⟨
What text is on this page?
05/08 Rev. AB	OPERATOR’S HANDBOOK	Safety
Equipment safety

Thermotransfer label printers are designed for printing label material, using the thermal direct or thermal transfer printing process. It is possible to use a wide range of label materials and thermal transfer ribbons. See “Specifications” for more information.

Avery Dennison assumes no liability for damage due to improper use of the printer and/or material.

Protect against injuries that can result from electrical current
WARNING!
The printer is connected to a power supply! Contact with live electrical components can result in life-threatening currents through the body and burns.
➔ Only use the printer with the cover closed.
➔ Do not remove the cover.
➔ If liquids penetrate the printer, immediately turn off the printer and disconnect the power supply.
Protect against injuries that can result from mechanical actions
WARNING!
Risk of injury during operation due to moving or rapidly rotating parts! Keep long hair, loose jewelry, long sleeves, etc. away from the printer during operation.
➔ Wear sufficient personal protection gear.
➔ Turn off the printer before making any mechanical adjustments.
⟩
⟨
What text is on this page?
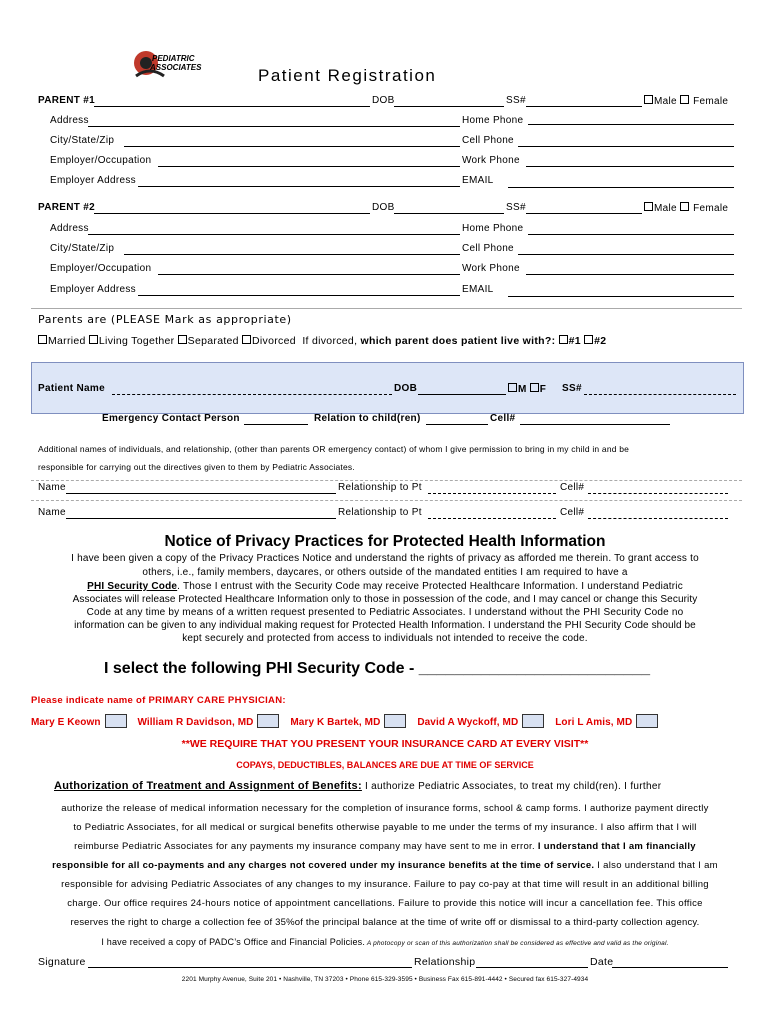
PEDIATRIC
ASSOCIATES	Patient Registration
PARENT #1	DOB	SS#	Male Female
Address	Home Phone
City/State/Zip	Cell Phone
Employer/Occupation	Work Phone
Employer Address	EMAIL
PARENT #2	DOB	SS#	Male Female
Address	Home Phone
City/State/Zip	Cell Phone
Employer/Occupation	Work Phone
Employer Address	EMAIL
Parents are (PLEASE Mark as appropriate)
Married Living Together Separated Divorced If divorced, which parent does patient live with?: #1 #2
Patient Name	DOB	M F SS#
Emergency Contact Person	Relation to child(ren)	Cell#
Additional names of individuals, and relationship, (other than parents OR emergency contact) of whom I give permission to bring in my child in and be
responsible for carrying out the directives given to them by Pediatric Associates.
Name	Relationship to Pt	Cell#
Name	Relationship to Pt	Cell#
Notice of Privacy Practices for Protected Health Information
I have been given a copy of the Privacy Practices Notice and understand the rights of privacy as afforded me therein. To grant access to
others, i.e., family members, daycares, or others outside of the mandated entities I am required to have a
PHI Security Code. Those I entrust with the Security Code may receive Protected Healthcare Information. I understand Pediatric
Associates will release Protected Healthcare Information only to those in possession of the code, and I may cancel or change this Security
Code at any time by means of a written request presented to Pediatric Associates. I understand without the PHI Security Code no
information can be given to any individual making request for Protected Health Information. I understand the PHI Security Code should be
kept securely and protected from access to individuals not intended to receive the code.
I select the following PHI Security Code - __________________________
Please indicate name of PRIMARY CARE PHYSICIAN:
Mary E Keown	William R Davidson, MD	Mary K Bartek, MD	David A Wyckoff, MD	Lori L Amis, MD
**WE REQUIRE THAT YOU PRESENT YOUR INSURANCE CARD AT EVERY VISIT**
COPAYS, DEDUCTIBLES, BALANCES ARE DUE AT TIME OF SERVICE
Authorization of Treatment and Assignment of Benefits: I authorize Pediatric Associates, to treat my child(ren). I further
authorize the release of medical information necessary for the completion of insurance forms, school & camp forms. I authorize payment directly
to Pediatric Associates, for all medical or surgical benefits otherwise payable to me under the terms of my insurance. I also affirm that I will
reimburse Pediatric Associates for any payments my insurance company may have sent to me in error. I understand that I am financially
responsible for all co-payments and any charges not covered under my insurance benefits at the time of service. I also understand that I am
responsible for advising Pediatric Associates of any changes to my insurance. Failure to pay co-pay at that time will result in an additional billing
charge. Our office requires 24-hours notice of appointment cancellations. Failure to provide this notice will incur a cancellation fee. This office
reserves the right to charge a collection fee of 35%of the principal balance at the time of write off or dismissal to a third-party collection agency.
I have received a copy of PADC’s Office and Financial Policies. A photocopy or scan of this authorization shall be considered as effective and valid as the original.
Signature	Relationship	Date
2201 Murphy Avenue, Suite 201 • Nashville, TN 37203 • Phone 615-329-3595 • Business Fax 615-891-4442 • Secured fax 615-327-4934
⟩
Problem: Pull out every line containing "mechanical".

Full answer:
Protect against injuries that can result from mechanical actions
➔ Turn off the printer before making any mechanical adjustments.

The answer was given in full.